[Data section]
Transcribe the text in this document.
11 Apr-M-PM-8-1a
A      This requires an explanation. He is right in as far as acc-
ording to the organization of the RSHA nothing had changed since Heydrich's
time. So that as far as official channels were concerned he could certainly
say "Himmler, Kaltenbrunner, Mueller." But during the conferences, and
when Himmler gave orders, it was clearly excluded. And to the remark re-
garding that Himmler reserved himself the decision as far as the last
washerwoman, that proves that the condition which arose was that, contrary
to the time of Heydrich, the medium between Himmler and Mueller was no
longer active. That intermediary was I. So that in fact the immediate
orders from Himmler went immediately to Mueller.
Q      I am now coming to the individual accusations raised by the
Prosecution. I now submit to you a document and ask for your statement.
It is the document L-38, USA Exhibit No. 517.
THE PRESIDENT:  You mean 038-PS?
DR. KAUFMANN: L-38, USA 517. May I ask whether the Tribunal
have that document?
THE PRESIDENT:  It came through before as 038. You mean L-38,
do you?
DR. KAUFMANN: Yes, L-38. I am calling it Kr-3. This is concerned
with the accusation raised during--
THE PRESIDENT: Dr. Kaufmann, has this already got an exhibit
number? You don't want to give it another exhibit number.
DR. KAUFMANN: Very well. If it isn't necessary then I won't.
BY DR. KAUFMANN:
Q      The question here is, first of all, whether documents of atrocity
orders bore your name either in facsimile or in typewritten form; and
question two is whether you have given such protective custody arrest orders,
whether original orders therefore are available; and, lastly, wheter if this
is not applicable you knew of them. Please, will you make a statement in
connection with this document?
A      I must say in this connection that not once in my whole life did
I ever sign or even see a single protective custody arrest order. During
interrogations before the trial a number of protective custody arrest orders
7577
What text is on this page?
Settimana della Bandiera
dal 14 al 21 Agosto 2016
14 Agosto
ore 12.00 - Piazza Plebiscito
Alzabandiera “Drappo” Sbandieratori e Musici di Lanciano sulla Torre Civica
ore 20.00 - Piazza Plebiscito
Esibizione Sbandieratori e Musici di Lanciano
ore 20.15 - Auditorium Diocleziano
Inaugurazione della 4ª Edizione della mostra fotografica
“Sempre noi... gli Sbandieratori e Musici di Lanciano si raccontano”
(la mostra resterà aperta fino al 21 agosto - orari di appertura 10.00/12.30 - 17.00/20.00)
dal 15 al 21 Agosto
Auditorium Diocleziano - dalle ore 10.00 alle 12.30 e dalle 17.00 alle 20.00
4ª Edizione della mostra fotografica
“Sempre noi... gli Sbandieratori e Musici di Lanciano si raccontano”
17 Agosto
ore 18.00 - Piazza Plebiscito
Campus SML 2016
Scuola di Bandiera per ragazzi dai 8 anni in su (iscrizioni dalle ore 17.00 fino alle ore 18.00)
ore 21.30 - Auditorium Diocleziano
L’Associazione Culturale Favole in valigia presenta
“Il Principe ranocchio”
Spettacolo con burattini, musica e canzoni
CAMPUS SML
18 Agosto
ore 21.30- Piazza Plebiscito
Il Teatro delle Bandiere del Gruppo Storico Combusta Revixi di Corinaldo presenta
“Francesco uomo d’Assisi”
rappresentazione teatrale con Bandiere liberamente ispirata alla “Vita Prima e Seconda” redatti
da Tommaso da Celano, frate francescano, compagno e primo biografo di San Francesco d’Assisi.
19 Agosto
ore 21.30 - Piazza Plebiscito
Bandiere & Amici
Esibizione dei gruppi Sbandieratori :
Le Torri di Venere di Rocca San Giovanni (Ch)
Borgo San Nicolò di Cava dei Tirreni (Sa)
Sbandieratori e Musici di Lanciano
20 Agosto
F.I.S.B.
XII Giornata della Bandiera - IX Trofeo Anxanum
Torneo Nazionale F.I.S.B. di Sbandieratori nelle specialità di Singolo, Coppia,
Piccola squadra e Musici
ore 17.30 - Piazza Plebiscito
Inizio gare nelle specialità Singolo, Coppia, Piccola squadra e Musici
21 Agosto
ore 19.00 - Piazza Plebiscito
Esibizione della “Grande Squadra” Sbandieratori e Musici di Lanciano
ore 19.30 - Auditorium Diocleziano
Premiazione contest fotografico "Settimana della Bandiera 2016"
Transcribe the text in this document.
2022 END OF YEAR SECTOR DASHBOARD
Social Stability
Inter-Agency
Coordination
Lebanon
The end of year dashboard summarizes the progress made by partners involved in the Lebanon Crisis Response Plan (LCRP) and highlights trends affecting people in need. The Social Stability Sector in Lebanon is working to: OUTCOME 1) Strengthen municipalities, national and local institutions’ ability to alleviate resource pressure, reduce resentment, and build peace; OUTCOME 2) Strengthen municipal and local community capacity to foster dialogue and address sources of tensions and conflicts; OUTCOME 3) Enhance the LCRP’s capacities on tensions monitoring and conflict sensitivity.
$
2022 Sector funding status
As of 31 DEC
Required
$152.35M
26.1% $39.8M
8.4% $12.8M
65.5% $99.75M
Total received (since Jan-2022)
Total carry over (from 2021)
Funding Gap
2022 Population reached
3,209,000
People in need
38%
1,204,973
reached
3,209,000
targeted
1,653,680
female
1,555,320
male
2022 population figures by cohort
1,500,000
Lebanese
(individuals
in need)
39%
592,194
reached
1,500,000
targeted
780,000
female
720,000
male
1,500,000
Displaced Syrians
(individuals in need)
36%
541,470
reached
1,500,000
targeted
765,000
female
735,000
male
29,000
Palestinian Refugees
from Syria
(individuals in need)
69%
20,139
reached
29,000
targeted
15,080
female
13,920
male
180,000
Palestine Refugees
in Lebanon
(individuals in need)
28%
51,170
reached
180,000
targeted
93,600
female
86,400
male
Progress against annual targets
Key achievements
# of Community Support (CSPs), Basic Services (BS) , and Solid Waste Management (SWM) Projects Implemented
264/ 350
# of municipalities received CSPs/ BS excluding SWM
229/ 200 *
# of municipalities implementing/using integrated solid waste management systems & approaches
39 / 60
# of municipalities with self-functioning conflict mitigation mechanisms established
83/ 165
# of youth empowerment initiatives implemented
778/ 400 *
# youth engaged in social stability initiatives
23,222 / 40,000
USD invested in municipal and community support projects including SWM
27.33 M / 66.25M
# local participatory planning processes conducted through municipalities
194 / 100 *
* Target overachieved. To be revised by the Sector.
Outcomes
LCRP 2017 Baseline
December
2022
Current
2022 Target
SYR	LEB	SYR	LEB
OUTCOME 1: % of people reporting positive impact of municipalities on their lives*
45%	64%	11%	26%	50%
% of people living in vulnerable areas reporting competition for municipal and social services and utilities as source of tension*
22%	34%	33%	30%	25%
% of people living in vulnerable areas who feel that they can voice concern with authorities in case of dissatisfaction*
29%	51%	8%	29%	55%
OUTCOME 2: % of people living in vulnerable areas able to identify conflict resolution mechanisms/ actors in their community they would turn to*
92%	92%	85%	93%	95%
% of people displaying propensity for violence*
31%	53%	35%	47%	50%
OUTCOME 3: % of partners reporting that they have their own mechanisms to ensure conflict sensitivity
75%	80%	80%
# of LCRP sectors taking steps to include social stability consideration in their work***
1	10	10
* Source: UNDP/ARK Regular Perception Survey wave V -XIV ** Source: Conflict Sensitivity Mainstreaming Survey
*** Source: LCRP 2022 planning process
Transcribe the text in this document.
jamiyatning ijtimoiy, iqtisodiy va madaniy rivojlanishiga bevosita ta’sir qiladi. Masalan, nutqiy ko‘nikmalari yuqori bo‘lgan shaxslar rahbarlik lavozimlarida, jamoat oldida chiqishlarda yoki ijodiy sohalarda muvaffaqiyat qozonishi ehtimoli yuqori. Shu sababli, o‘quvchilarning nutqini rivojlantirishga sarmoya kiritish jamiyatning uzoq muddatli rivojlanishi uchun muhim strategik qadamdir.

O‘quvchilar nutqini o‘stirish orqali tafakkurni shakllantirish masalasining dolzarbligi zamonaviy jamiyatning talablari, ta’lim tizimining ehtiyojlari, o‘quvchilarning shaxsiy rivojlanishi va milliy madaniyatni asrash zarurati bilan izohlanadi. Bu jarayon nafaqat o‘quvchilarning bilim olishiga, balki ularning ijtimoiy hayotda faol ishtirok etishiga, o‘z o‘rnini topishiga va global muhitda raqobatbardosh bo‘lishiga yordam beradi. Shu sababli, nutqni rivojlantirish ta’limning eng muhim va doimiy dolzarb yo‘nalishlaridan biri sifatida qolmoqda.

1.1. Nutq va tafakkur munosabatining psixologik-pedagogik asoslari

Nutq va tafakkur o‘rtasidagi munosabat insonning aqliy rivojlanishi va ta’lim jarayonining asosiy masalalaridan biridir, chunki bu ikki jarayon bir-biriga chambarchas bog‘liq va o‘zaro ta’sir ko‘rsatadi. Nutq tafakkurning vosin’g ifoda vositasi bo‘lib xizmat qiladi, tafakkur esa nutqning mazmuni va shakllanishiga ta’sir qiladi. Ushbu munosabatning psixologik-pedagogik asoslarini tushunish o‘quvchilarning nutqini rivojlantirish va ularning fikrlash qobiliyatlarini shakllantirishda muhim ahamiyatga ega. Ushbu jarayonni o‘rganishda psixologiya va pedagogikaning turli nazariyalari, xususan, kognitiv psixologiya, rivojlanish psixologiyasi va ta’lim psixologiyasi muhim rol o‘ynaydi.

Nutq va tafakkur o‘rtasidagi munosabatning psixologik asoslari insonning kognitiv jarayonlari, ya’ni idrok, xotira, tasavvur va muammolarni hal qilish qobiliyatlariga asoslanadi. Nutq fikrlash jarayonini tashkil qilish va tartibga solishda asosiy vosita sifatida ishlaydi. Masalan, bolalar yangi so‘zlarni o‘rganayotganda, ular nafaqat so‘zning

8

[To do] Return, from the data, each line that has the word "Bandiere" in it.

[Answer to the exercise]
Il Teatro delle Bandiere del Gruppo Storico Combusta Revixi di Corinaldo presenta
rappresentazione teatrale con Bandiere liberamente ispirata alla “Vita Prima e Seconda” redatti
Bandiere & Amici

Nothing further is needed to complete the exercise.